Data to process:
--------------------------------------------------

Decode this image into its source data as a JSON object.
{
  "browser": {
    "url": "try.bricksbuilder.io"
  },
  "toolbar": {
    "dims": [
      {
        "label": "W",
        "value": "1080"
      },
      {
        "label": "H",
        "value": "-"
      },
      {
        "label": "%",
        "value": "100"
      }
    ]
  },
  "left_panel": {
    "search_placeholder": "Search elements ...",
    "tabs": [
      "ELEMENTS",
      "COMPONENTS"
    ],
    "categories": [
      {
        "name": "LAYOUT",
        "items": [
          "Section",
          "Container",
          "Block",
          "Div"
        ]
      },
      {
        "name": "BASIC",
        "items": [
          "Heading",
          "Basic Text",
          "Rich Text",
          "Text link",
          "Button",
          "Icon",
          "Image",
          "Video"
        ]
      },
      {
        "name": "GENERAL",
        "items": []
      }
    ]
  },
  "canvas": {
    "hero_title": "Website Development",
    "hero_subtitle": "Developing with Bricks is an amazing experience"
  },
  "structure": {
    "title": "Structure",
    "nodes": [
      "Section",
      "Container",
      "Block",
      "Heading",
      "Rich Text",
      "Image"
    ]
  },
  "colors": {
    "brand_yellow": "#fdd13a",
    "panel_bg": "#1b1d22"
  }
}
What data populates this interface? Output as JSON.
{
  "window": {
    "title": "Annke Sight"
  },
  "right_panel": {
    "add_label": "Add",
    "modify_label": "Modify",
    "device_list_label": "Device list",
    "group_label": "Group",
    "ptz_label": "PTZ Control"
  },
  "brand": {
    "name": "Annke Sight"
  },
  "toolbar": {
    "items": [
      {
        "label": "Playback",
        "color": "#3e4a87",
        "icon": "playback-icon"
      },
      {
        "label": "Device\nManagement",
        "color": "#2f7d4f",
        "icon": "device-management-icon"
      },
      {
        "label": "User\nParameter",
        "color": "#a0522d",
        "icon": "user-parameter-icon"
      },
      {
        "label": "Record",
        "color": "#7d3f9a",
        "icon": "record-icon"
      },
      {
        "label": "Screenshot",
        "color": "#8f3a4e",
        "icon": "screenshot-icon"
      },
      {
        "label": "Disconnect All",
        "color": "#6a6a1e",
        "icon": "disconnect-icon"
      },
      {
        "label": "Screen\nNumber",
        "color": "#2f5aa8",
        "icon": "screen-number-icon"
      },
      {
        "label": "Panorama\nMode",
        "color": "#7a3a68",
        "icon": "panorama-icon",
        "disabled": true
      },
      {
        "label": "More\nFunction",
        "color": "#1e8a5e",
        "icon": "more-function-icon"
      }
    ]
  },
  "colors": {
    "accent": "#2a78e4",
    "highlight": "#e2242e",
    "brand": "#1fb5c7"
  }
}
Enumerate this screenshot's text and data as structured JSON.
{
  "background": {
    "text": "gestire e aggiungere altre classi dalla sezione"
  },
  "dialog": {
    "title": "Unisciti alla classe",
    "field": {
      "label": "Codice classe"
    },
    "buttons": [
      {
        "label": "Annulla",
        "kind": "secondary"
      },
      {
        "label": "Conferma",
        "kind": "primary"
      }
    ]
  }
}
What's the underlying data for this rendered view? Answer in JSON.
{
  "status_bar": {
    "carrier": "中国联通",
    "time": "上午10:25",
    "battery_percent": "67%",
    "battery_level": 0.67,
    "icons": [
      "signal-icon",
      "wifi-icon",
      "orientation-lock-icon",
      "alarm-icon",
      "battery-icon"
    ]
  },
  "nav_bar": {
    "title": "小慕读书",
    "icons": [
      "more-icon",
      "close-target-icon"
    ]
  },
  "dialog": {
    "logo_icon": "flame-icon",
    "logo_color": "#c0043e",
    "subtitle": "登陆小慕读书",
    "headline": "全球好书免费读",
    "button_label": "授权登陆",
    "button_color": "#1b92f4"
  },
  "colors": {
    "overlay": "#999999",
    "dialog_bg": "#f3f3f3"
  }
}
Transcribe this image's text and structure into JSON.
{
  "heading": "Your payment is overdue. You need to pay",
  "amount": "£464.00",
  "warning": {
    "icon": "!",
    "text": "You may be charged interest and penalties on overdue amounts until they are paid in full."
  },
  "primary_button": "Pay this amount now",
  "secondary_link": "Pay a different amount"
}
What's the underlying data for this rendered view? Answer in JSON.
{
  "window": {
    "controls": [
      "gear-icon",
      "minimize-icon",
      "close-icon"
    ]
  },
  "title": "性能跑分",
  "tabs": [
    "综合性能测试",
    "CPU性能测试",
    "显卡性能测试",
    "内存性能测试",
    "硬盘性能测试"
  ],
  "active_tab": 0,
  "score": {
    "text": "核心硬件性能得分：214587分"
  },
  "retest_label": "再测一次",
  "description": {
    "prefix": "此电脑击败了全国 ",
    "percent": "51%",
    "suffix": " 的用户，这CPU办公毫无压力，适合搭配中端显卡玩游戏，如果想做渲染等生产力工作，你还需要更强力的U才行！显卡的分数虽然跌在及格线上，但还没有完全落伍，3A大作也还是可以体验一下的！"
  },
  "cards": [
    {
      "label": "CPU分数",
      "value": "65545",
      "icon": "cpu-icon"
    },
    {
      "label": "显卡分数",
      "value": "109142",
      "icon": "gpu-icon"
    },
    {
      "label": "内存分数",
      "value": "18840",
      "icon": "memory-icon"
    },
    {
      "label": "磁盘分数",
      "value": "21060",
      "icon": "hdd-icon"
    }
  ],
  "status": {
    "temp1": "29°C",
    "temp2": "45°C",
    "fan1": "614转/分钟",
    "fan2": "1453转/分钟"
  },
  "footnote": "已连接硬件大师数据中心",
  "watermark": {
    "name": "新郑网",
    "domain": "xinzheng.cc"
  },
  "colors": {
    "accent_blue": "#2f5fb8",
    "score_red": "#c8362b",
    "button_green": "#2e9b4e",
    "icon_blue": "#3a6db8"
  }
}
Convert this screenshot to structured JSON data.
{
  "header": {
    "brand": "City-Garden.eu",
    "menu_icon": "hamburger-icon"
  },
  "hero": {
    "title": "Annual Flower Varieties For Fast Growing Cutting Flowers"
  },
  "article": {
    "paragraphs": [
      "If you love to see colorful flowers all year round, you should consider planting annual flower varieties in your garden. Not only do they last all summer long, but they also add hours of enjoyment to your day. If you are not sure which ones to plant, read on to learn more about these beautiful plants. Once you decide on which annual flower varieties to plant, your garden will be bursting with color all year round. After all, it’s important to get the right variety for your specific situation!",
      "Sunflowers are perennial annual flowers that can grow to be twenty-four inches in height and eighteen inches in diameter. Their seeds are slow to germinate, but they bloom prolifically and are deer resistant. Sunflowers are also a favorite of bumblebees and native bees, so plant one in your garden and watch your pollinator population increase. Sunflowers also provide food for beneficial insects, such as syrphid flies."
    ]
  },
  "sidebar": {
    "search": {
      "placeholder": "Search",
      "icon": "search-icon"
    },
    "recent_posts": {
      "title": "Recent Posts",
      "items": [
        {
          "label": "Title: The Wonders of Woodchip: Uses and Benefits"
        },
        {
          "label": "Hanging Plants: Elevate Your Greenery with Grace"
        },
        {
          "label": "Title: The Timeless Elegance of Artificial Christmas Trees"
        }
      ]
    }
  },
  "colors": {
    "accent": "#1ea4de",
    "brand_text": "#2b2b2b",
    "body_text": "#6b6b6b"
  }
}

--------------------------------------------------

Goal: Look for the word "classe" and return every line where it occurs.

Problem solution:
    "title": "Unisciti alla classe",
      "label": "Codice classe"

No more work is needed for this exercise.